Input records
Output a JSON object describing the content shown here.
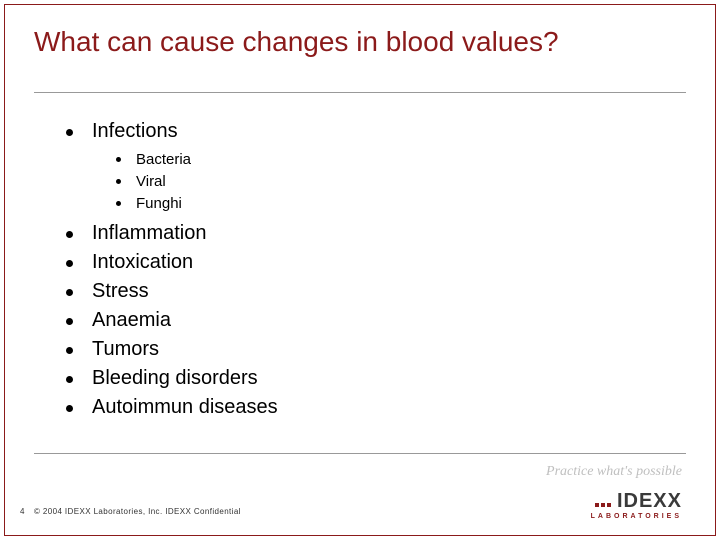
{
  "title": "What can cause changes in blood values?",
  "bullets": {
    "items": [
      {
        "label": "Infections",
        "sub": [
          {
            "label": "Bacteria"
          },
          {
            "label": "Viral"
          },
          {
            "label": "Funghi"
          }
        ]
      },
      {
        "label": "Inflammation"
      },
      {
        "label": "Intoxication"
      },
      {
        "label": "Stress"
      },
      {
        "label": "Anaemia"
      },
      {
        "label": "Tumors"
      },
      {
        "label": "Bleeding disorders"
      },
      {
        "label": "Autoimmun diseases"
      }
    ]
  },
  "tagline": "Practice what's possible",
  "footer": {
    "page": "4",
    "text": "© 2004 IDEXX Laboratories, Inc.  IDEXX Confidential"
  },
  "logo": {
    "main": "IDEXX",
    "sub": "LABORATORIES"
  },
  "colors": {
    "accent": "#8b1a1a",
    "text": "#000000",
    "rule": "#999999",
    "tagline": "#bfbfbf"
  }
}
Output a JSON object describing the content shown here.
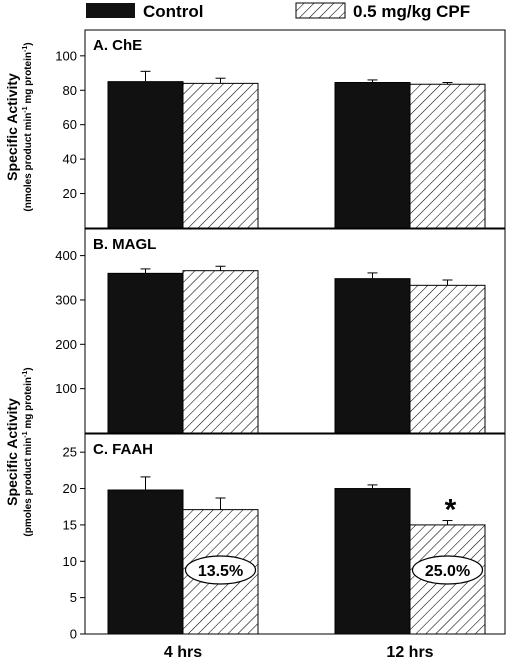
{
  "legend": {
    "control": "Control",
    "cpf": "0.5 mg/kg CPF"
  },
  "ylabels": {
    "top_main": "Specific Activity",
    "top_sub_a": "(nmoles product min",
    "top_sub_b": " mg protein",
    "top_sub_c": ")",
    "bottom_main": "Specific Activity",
    "bottom_sub_a": "(pmoles product min",
    "bottom_sub_b": " mg protein",
    "bottom_sub_c": ")",
    "exponent": "-1"
  },
  "colors": {
    "control": "#111111",
    "cpf": "#ffffff",
    "axis": "#000000"
  },
  "chart_data": [
    {
      "type": "bar",
      "title": "A. ChE",
      "categories": [
        "4 hrs",
        "12 hrs"
      ],
      "ylim": [
        0,
        115
      ],
      "yticks": [
        20,
        40,
        60,
        80,
        100
      ],
      "series": [
        {
          "name": "Control",
          "values": [
            85,
            84.5
          ],
          "errors": [
            6,
            1.5
          ]
        },
        {
          "name": "0.5 mg/kg CPF",
          "values": [
            84,
            83.5
          ],
          "errors": [
            3,
            1
          ]
        }
      ]
    },
    {
      "type": "bar",
      "title": "B. MAGL",
      "categories": [
        "4 hrs",
        "12 hrs"
      ],
      "ylim": [
        0,
        460
      ],
      "yticks": [
        100,
        200,
        300,
        400
      ],
      "series": [
        {
          "name": "Control",
          "values": [
            360,
            348
          ],
          "errors": [
            10,
            13
          ]
        },
        {
          "name": "0.5 mg/kg CPF",
          "values": [
            366,
            333
          ],
          "errors": [
            10,
            12
          ]
        }
      ]
    },
    {
      "type": "bar",
      "title": "C. FAAH",
      "categories": [
        "4 hrs",
        "12 hrs"
      ],
      "ylim": [
        0,
        27.5
      ],
      "yticks": [
        0,
        5,
        10,
        15,
        20,
        25
      ],
      "series": [
        {
          "name": "Control",
          "values": [
            19.8,
            20
          ],
          "errors": [
            1.8,
            0.5
          ]
        },
        {
          "name": "0.5 mg/kg CPF",
          "values": [
            17.1,
            15
          ],
          "errors": [
            1.6,
            0.6
          ]
        }
      ],
      "annotations": {
        "percent": [
          "13.5%",
          "25.0%"
        ],
        "significance": [
          "",
          "*"
        ]
      }
    }
  ]
}
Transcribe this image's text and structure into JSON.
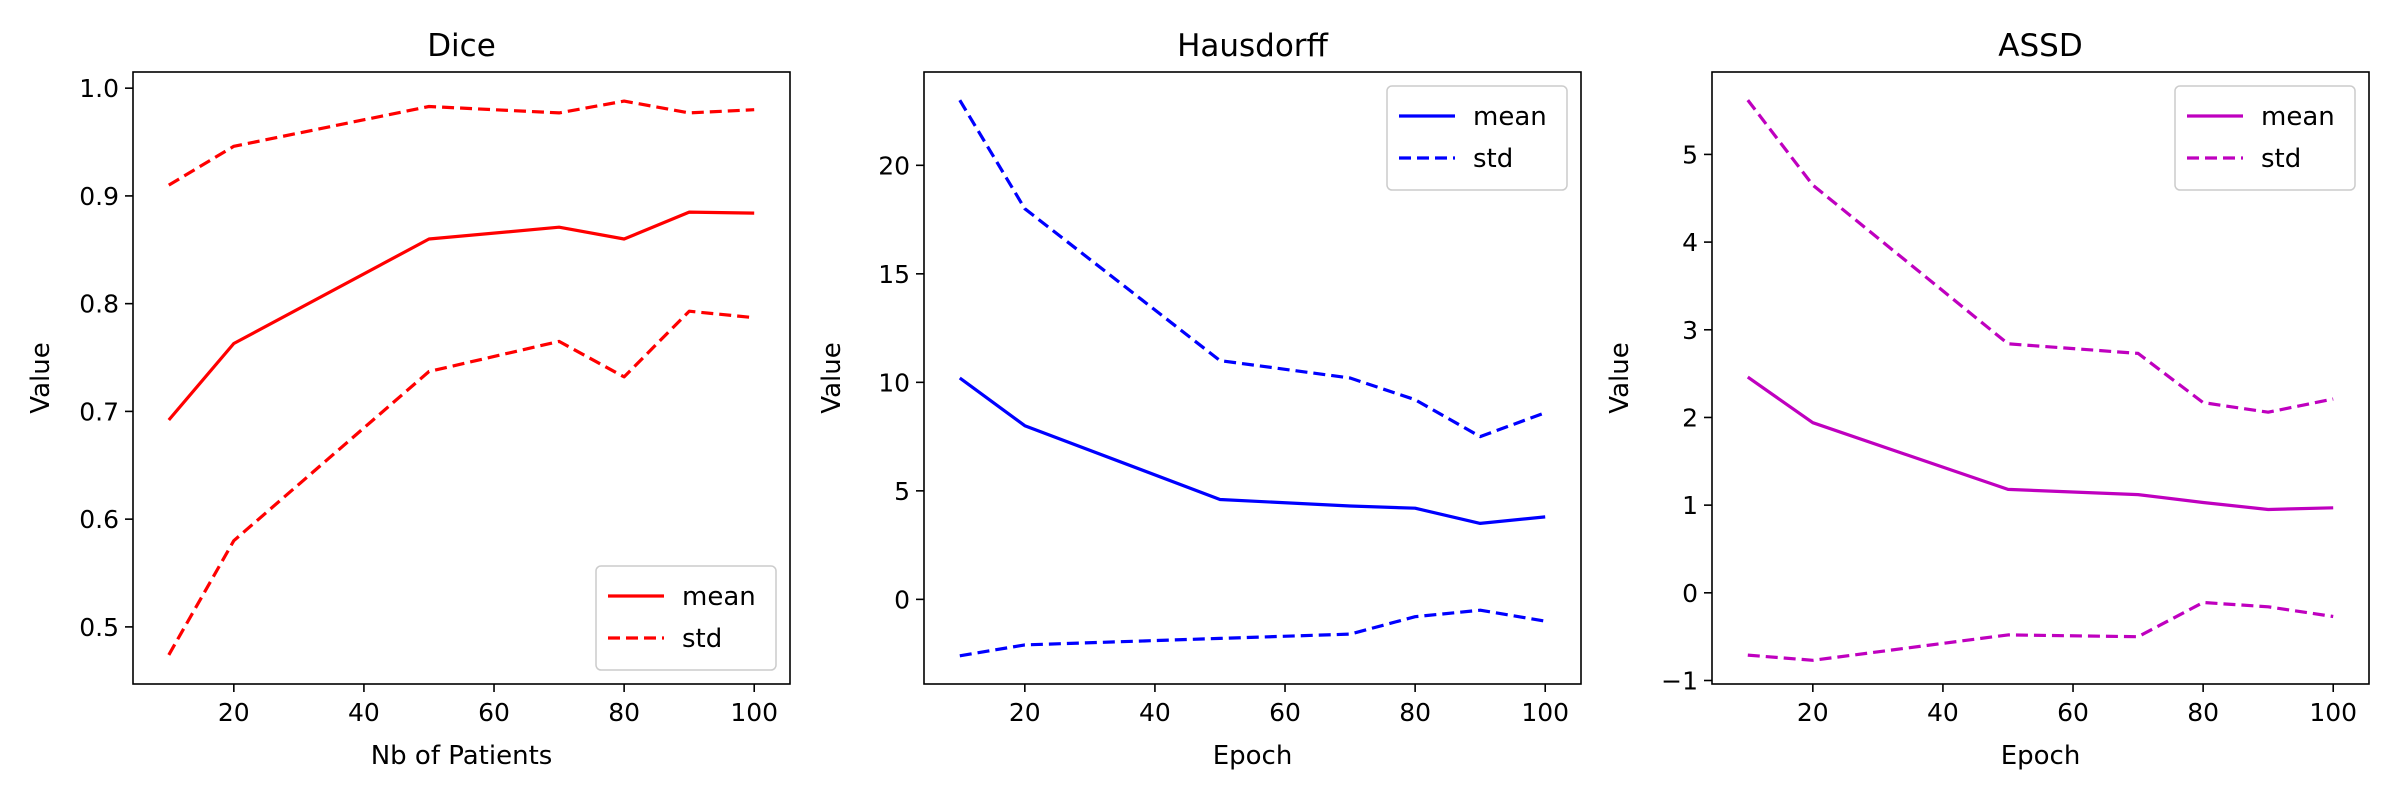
{
  "chart_data": [
    {
      "type": "line",
      "title": "Dice",
      "xlabel": "Nb of Patients",
      "ylabel": "Value",
      "x": [
        10,
        20,
        50,
        70,
        80,
        90,
        100
      ],
      "series": [
        {
          "name": "mean",
          "style": "solid",
          "values": [
            0.692,
            0.763,
            0.86,
            0.871,
            0.86,
            0.885,
            0.884
          ]
        },
        {
          "name": "std",
          "style": "dashed",
          "values": [
            0.91,
            0.946,
            0.983,
            0.977,
            0.988,
            0.977,
            0.98
          ]
        },
        {
          "name": "",
          "style": "dashed",
          "values": [
            0.474,
            0.58,
            0.737,
            0.765,
            0.732,
            0.793,
            0.787
          ]
        }
      ],
      "color": "#ff0000",
      "xlim": [
        4.5,
        105.5
      ],
      "ylim": [
        0.447,
        1.015
      ],
      "xticks": [
        20,
        40,
        60,
        80,
        100
      ],
      "xtick_labels": [
        "20",
        "40",
        "60",
        "80",
        "100"
      ],
      "yticks": [
        0.5,
        0.6,
        0.7,
        0.8,
        0.9,
        1.0
      ],
      "ytick_labels": [
        "0.5",
        "0.6",
        "0.7",
        "0.8",
        "0.9",
        "1.0"
      ],
      "legend_placement": "lower-right",
      "grid": false
    },
    {
      "type": "line",
      "title": "Hausdorff",
      "xlabel": "Epoch",
      "ylabel": "Value",
      "x": [
        10,
        20,
        50,
        70,
        80,
        90,
        100
      ],
      "series": [
        {
          "name": "mean",
          "style": "solid",
          "values": [
            10.2,
            8.0,
            4.6,
            4.3,
            4.2,
            3.5,
            3.8
          ]
        },
        {
          "name": "std",
          "style": "dashed",
          "values": [
            23.0,
            18.0,
            11.0,
            10.2,
            9.2,
            7.5,
            8.6
          ]
        },
        {
          "name": "",
          "style": "dashed",
          "values": [
            -2.6,
            -2.1,
            -1.8,
            -1.6,
            -0.8,
            -0.5,
            -1.0
          ]
        }
      ],
      "color": "#0000ff",
      "xlim": [
        4.5,
        105.5
      ],
      "ylim": [
        -3.9,
        24.3
      ],
      "xticks": [
        20,
        40,
        60,
        80,
        100
      ],
      "xtick_labels": [
        "20",
        "40",
        "60",
        "80",
        "100"
      ],
      "yticks": [
        0,
        5,
        10,
        15,
        20
      ],
      "ytick_labels": [
        "0",
        "5",
        "10",
        "15",
        "20"
      ],
      "legend_placement": "upper-right",
      "grid": false
    },
    {
      "type": "line",
      "title": "ASSD",
      "xlabel": "Epoch",
      "ylabel": "Value",
      "x": [
        10,
        20,
        50,
        70,
        80,
        90,
        100
      ],
      "series": [
        {
          "name": "mean",
          "style": "solid",
          "values": [
            2.46,
            1.94,
            1.18,
            1.12,
            1.03,
            0.95,
            0.97
          ]
        },
        {
          "name": "std",
          "style": "dashed",
          "values": [
            5.62,
            4.65,
            2.84,
            2.73,
            2.17,
            2.06,
            2.21
          ]
        },
        {
          "name": "",
          "style": "dashed",
          "values": [
            -0.71,
            -0.77,
            -0.48,
            -0.5,
            -0.11,
            -0.16,
            -0.27
          ]
        }
      ],
      "color": "#bf00bf",
      "xlim": [
        4.5,
        105.5
      ],
      "ylim": [
        -1.04,
        5.94
      ],
      "xticks": [
        20,
        40,
        60,
        80,
        100
      ],
      "xtick_labels": [
        "20",
        "40",
        "60",
        "80",
        "100"
      ],
      "yticks": [
        -1,
        0,
        1,
        2,
        3,
        4,
        5
      ],
      "ytick_labels": [
        "−1",
        "0",
        "1",
        "2",
        "3",
        "4",
        "5"
      ],
      "legend_placement": "upper-right",
      "grid": false
    }
  ]
}
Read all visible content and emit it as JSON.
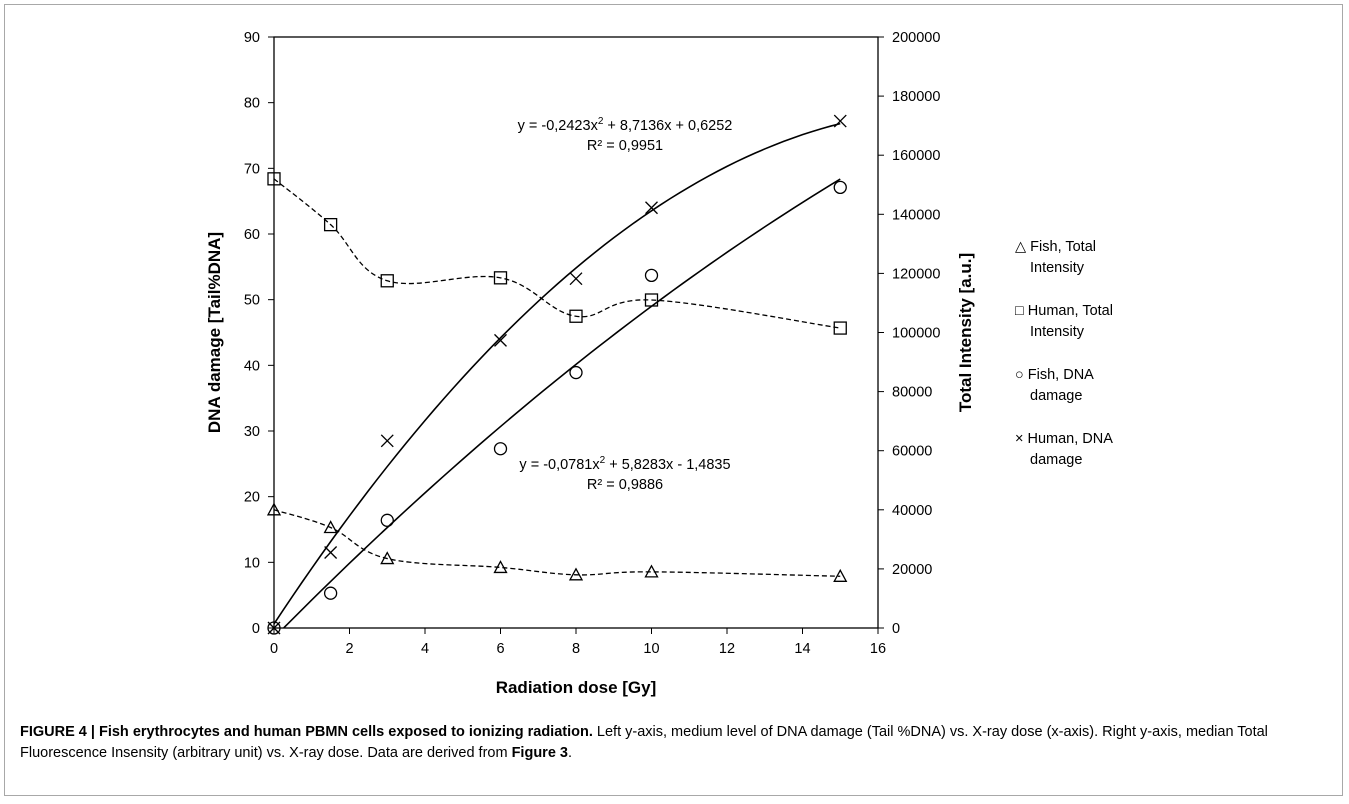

Work instruction
Omit the images; transcribe the listing verbatim.

Written response
Output a JSON object describing the content shown here.
{
  "title": "What can cause changes in blood values?",
  "bullets": {
    "items": [
      {
        "label": "Infections",
        "sub": [
          {
            "label": "Bacteria"
          },
          {
            "label": "Viral"
          },
          {
            "label": "Funghi"
          }
        ]
      },
      {
        "label": "Inflammation"
      },
      {
        "label": "Intoxication"
      },
      {
        "label": "Stress"
      },
      {
        "label": "Anaemia"
      },
      {
        "label": "Tumors"
      },
      {
        "label": "Bleeding disorders"
      },
      {
        "label": "Autoimmun diseases"
      }
    ]
  },
  "tagline": "Practice what's possible",
  "footer": {
    "page": "4",
    "text": "© 2004 IDEXX Laboratories, Inc.  IDEXX Confidential"
  },
  "logo": {
    "main": "IDEXX",
    "sub": "LABORATORIES"
  },
  "colors": {
    "accent": "#8b1a1a",
    "text": "#000000",
    "rule": "#999999",
    "tagline": "#bfbfbf"
  }
}
Output a JSON object describing the content shown here.
{
  "legend": {
    "control": "Control",
    "cpf": "0.5 mg/kg CPF"
  },
  "ylabels": {
    "top_main": "Specific Activity",
    "top_sub_a": "(nmoles product min",
    "top_sub_b": " mg protein",
    "top_sub_c": ")",
    "bottom_main": "Specific Activity",
    "bottom_sub_a": "(pmoles product min",
    "bottom_sub_b": " mg protein",
    "bottom_sub_c": ")",
    "exponent": "-1"
  },
  "colors": {
    "control": "#111111",
    "cpf": "#ffffff",
    "axis": "#000000"
  },
  "chart_data": [
    {
      "type": "bar",
      "title": "A. ChE",
      "categories": [
        "4 hrs",
        "12 hrs"
      ],
      "ylim": [
        0,
        115
      ],
      "yticks": [
        20,
        40,
        60,
        80,
        100
      ],
      "series": [
        {
          "name": "Control",
          "values": [
            85,
            84.5
          ],
          "errors": [
            6,
            1.5
          ]
        },
        {
          "name": "0.5 mg/kg CPF",
          "values": [
            84,
            83.5
          ],
          "errors": [
            3,
            1
          ]
        }
      ]
    },
    {
      "type": "bar",
      "title": "B. MAGL",
      "categories": [
        "4 hrs",
        "12 hrs"
      ],
      "ylim": [
        0,
        460
      ],
      "yticks": [
        100,
        200,
        300,
        400
      ],
      "series": [
        {
          "name": "Control",
          "values": [
            360,
            348
          ],
          "errors": [
            10,
            13
          ]
        },
        {
          "name": "0.5 mg/kg CPF",
          "values": [
            366,
            333
          ],
          "errors": [
            10,
            12
          ]
        }
      ]
    },
    {
      "type": "bar",
      "title": "C. FAAH",
      "categories": [
        "4 hrs",
        "12 hrs"
      ],
      "ylim": [
        0,
        27.5
      ],
      "yticks": [
        0,
        5,
        10,
        15,
        20,
        25
      ],
      "series": [
        {
          "name": "Control",
          "values": [
            19.8,
            20
          ],
          "errors": [
            1.8,
            0.5
          ]
        },
        {
          "name": "0.5 mg/kg CPF",
          "values": [
            17.1,
            15
          ],
          "errors": [
            1.6,
            0.6
          ]
        }
      ],
      "annotations": {
        "percent": [
          "13.5%",
          "25.0%"
        ],
        "significance": [
          "",
          "*"
        ]
      }
    }
  ]
}
Transcribe this image's text and structure into JSON.
{
  "chart_data": [
    {
      "type": "line",
      "title": "Dice",
      "xlabel": "Nb of Patients",
      "ylabel": "Value",
      "x": [
        10,
        20,
        50,
        70,
        80,
        90,
        100
      ],
      "series": [
        {
          "name": "mean",
          "style": "solid",
          "values": [
            0.692,
            0.763,
            0.86,
            0.871,
            0.86,
            0.885,
            0.884
          ]
        },
        {
          "name": "std",
          "style": "dashed",
          "values": [
            0.91,
            0.946,
            0.983,
            0.977,
            0.988,
            0.977,
            0.98
          ]
        },
        {
          "name": "",
          "style": "dashed",
          "values": [
            0.474,
            0.58,
            0.737,
            0.765,
            0.732,
            0.793,
            0.787
          ]
        }
      ],
      "color": "#ff0000",
      "xlim": [
        4.5,
        105.5
      ],
      "ylim": [
        0.447,
        1.015
      ],
      "xticks": [
        20,
        40,
        60,
        80,
        100
      ],
      "xtick_labels": [
        "20",
        "40",
        "60",
        "80",
        "100"
      ],
      "yticks": [
        0.5,
        0.6,
        0.7,
        0.8,
        0.9,
        1.0
      ],
      "ytick_labels": [
        "0.5",
        "0.6",
        "0.7",
        "0.8",
        "0.9",
        "1.0"
      ],
      "legend_placement": "lower-right",
      "grid": false
    },
    {
      "type": "line",
      "title": "Hausdorff",
      "xlabel": "Epoch",
      "ylabel": "Value",
      "x": [
        10,
        20,
        50,
        70,
        80,
        90,
        100
      ],
      "series": [
        {
          "name": "mean",
          "style": "solid",
          "values": [
            10.2,
            8.0,
            4.6,
            4.3,
            4.2,
            3.5,
            3.8
          ]
        },
        {
          "name": "std",
          "style": "dashed",
          "values": [
            23.0,
            18.0,
            11.0,
            10.2,
            9.2,
            7.5,
            8.6
          ]
        },
        {
          "name": "",
          "style": "dashed",
          "values": [
            -2.6,
            -2.1,
            -1.8,
            -1.6,
            -0.8,
            -0.5,
            -1.0
          ]
        }
      ],
      "color": "#0000ff",
      "xlim": [
        4.5,
        105.5
      ],
      "ylim": [
        -3.9,
        24.3
      ],
      "xticks": [
        20,
        40,
        60,
        80,
        100
      ],
      "xtick_labels": [
        "20",
        "40",
        "60",
        "80",
        "100"
      ],
      "yticks": [
        0,
        5,
        10,
        15,
        20
      ],
      "ytick_labels": [
        "0",
        "5",
        "10",
        "15",
        "20"
      ],
      "legend_placement": "upper-right",
      "grid": false
    },
    {
      "type": "line",
      "title": "ASSD",
      "xlabel": "Epoch",
      "ylabel": "Value",
      "x": [
        10,
        20,
        50,
        70,
        80,
        90,
        100
      ],
      "series": [
        {
          "name": "mean",
          "style": "solid",
          "values": [
            2.46,
            1.94,
            1.18,
            1.12,
            1.03,
            0.95,
            0.97
          ]
        },
        {
          "name": "std",
          "style": "dashed",
          "values": [
            5.62,
            4.65,
            2.84,
            2.73,
            2.17,
            2.06,
            2.21
          ]
        },
        {
          "name": "",
          "style": "dashed",
          "values": [
            -0.71,
            -0.77,
            -0.48,
            -0.5,
            -0.11,
            -0.16,
            -0.27
          ]
        }
      ],
      "color": "#bf00bf",
      "xlim": [
        4.5,
        105.5
      ],
      "ylim": [
        -1.04,
        5.94
      ],
      "xticks": [
        20,
        40,
        60,
        80,
        100
      ],
      "xtick_labels": [
        "20",
        "40",
        "60",
        "80",
        "100"
      ],
      "yticks": [
        -1,
        0,
        1,
        2,
        3,
        4,
        5
      ],
      "ytick_labels": [
        "−1",
        "0",
        "1",
        "2",
        "3",
        "4",
        "5"
      ],
      "legend_placement": "upper-right",
      "grid": false
    }
  ]
}
Read all visible content and emit it as JSON.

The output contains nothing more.